#### YOUR GOAL
Copy each of the rows below without changing anything.

#### ENTRIES SUPPLIED
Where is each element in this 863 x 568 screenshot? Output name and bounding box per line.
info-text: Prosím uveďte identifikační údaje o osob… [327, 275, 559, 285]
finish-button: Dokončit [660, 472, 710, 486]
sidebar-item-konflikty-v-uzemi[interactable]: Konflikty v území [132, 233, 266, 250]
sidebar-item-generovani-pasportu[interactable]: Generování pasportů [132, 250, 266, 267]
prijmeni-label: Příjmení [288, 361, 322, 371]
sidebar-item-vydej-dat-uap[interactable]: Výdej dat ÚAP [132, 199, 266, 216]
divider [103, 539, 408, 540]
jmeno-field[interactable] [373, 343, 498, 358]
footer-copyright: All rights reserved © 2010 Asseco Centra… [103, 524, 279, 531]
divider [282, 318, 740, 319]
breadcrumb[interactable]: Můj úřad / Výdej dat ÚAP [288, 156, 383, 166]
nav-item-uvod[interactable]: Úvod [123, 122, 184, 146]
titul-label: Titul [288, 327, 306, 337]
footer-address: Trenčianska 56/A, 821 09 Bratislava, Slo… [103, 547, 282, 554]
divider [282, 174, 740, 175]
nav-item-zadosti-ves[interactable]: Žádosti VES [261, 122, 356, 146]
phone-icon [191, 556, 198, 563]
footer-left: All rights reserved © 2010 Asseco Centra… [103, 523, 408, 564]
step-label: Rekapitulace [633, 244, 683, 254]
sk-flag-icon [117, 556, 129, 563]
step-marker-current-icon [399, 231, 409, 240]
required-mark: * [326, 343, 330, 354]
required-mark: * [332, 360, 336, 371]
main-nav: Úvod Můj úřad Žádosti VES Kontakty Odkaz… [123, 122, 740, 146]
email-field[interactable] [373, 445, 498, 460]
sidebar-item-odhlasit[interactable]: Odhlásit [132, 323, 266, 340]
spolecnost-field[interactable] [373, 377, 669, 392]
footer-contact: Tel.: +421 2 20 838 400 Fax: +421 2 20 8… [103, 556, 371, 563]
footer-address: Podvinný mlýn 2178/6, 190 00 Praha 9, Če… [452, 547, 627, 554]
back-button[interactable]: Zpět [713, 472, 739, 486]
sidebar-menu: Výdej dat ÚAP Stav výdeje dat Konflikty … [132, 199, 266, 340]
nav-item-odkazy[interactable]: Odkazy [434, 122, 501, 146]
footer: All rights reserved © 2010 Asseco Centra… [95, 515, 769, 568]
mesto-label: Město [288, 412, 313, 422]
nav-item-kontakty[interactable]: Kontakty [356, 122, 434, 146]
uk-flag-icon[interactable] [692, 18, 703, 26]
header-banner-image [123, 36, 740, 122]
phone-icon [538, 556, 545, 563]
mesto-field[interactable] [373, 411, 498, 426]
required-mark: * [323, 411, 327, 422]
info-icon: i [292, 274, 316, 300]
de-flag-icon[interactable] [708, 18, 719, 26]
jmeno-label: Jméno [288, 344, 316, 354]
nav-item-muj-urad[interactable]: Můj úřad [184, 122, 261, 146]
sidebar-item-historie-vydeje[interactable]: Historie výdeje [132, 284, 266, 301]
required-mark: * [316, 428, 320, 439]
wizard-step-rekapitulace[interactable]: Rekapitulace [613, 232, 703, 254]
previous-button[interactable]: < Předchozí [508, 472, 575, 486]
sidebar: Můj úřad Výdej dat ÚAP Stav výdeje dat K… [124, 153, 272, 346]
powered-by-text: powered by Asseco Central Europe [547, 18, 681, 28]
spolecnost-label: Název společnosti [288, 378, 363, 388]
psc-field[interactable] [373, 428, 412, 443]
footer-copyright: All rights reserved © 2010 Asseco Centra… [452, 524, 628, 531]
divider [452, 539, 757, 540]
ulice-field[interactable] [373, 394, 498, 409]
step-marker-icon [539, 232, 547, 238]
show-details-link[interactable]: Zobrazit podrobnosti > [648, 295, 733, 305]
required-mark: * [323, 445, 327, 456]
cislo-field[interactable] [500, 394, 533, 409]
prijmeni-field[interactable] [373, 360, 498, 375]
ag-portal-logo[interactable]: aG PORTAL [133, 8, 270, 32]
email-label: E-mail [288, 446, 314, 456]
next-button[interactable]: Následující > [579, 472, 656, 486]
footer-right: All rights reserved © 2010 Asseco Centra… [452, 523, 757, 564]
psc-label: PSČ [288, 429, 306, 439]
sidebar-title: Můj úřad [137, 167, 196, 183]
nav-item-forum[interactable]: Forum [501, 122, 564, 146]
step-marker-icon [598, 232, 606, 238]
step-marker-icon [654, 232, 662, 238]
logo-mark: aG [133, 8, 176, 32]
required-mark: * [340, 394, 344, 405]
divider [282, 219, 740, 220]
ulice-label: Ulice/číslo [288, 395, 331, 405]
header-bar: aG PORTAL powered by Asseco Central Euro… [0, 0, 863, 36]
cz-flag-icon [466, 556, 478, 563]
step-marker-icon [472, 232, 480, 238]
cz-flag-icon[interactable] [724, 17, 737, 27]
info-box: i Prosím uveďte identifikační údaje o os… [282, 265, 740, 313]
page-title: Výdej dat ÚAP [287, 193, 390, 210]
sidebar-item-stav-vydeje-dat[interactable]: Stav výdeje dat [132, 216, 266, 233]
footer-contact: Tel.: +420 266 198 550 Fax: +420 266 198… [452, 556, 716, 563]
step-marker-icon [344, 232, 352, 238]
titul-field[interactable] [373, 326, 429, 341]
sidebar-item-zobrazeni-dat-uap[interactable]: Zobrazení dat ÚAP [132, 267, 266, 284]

#### RIGHT ANSWER
Where is each element in this 863 x 568 screenshot? Output name and bounding box per line.
info-text: Prosím uveďte identifikační údaje o osob… [327, 275, 559, 285]
finish-button: Dokončit [660, 472, 710, 486]
sidebar-item-konflikty-v-uzemi[interactable]: Konflikty v území [132, 233, 266, 250]
sidebar-item-generovani-pasportu[interactable]: Generování pasportů [132, 250, 266, 267]
prijmeni-label: Příjmení [288, 361, 322, 371]
sidebar-item-vydej-dat-uap[interactable]: Výdej dat ÚAP [132, 199, 266, 216]
divider [103, 539, 408, 540]
jmeno-field[interactable] [373, 343, 498, 358]
footer-copyright: All rights reserved © 2010 Asseco Centra… [103, 524, 279, 531]
divider [282, 318, 740, 319]
breadcrumb[interactable]: Můj úřad / Výdej dat ÚAP [288, 156, 383, 166]
nav-item-uvod[interactable]: Úvod [123, 122, 184, 146]
titul-label: Titul [288, 327, 306, 337]
footer-address: Trenčianska 56/A, 821 09 Bratislava, Slo… [103, 547, 282, 554]
divider [282, 174, 740, 175]
nav-item-zadosti-ves[interactable]: Žádosti VES [261, 122, 356, 146]
phone-icon [191, 556, 198, 563]
footer-left: All rights reserved © 2010 Asseco Centra… [103, 523, 408, 564]
step-label: Rekapitulace [633, 244, 683, 254]
sk-flag-icon [117, 556, 129, 563]
step-marker-current-icon [399, 231, 409, 240]
required-mark: * [326, 343, 330, 354]
required-mark: * [332, 360, 336, 371]
main-nav: Úvod Můj úřad Žádosti VES Kontakty Odkaz… [123, 122, 740, 146]
email-field[interactable] [373, 445, 498, 460]
sidebar-item-odhlasit[interactable]: Odhlásit [132, 323, 266, 340]
spolecnost-field[interactable] [373, 377, 669, 392]
footer-contact: Tel.: +421 2 20 838 400 Fax: +421 2 20 8… [103, 556, 371, 563]
footer-address: Podvinný mlýn 2178/6, 190 00 Praha 9, Če… [452, 547, 627, 554]
back-button[interactable]: Zpět [713, 472, 739, 486]
sidebar-menu: Výdej dat ÚAP Stav výdeje dat Konflikty … [132, 199, 266, 340]
nav-item-odkazy[interactable]: Odkazy [434, 122, 501, 146]
footer: All rights reserved © 2010 Asseco Centra… [95, 515, 769, 568]
mesto-label: Město [288, 412, 313, 422]
nav-item-kontakty[interactable]: Kontakty [356, 122, 434, 146]
uk-flag-icon[interactable] [692, 18, 703, 26]
header-banner-image [123, 36, 740, 122]
phone-icon [538, 556, 545, 563]
mesto-field[interactable] [373, 411, 498, 426]
required-mark: * [323, 411, 327, 422]
info-icon: i [292, 274, 316, 300]
de-flag-icon[interactable] [708, 18, 719, 26]
jmeno-label: Jméno [288, 344, 316, 354]
nav-item-muj-urad[interactable]: Můj úřad [184, 122, 261, 146]
sidebar-item-historie-vydeje[interactable]: Historie výdeje [132, 284, 266, 301]
required-mark: * [316, 428, 320, 439]
wizard-step-rekapitulace[interactable]: Rekapitulace [613, 232, 703, 254]
previous-button[interactable]: < Předchozí [508, 472, 575, 486]
sidebar: Můj úřad Výdej dat ÚAP Stav výdeje dat K… [124, 153, 272, 346]
powered-by-text: powered by Asseco Central Europe [547, 18, 681, 28]
spolecnost-label: Název společnosti [288, 378, 363, 388]
psc-field[interactable] [373, 428, 412, 443]
footer-copyright: All rights reserved © 2010 Asseco Centra… [452, 524, 628, 531]
divider [452, 539, 757, 540]
ulice-field[interactable] [373, 394, 498, 409]
step-marker-icon [539, 232, 547, 238]
show-details-link[interactable]: Zobrazit podrobnosti > [648, 295, 733, 305]
required-mark: * [323, 445, 327, 456]
cislo-field[interactable] [500, 394, 533, 409]
prijmeni-field[interactable] [373, 360, 498, 375]
ag-portal-logo[interactable]: aG PORTAL [133, 8, 270, 32]
email-label: E-mail [288, 446, 314, 456]
next-button[interactable]: Následující > [579, 472, 656, 486]
footer-right: All rights reserved © 2010 Asseco Centra… [452, 523, 757, 564]
psc-label: PSČ [288, 429, 306, 439]
sidebar-title: Můj úřad [137, 167, 196, 183]
nav-item-forum[interactable]: Forum [501, 122, 564, 146]
step-marker-icon [598, 232, 606, 238]
step-marker-icon [654, 232, 662, 238]
logo-mark: aG [133, 8, 176, 32]
required-mark: * [340, 394, 344, 405]
divider [282, 219, 740, 220]
ulice-label: Ulice/číslo [288, 395, 331, 405]
header-bar: aG PORTAL powered by Asseco Central Euro… [0, 0, 863, 36]
cz-flag-icon [466, 556, 478, 563]
step-marker-icon [472, 232, 480, 238]
cz-flag-icon[interactable] [724, 17, 737, 27]
info-box: i Prosím uveďte identifikační údaje o os… [282, 265, 740, 313]
page-title: Výdej dat ÚAP [287, 193, 390, 210]
sidebar-item-stav-vydeje-dat[interactable]: Stav výdeje dat [132, 216, 266, 233]
footer-contact: Tel.: +420 266 198 550 Fax: +420 266 198… [452, 556, 716, 563]
step-marker-icon [344, 232, 352, 238]
titul-field[interactable] [373, 326, 429, 341]
sidebar-item-zobrazeni-dat-uap[interactable]: Zobrazení dat ÚAP [132, 267, 266, 284]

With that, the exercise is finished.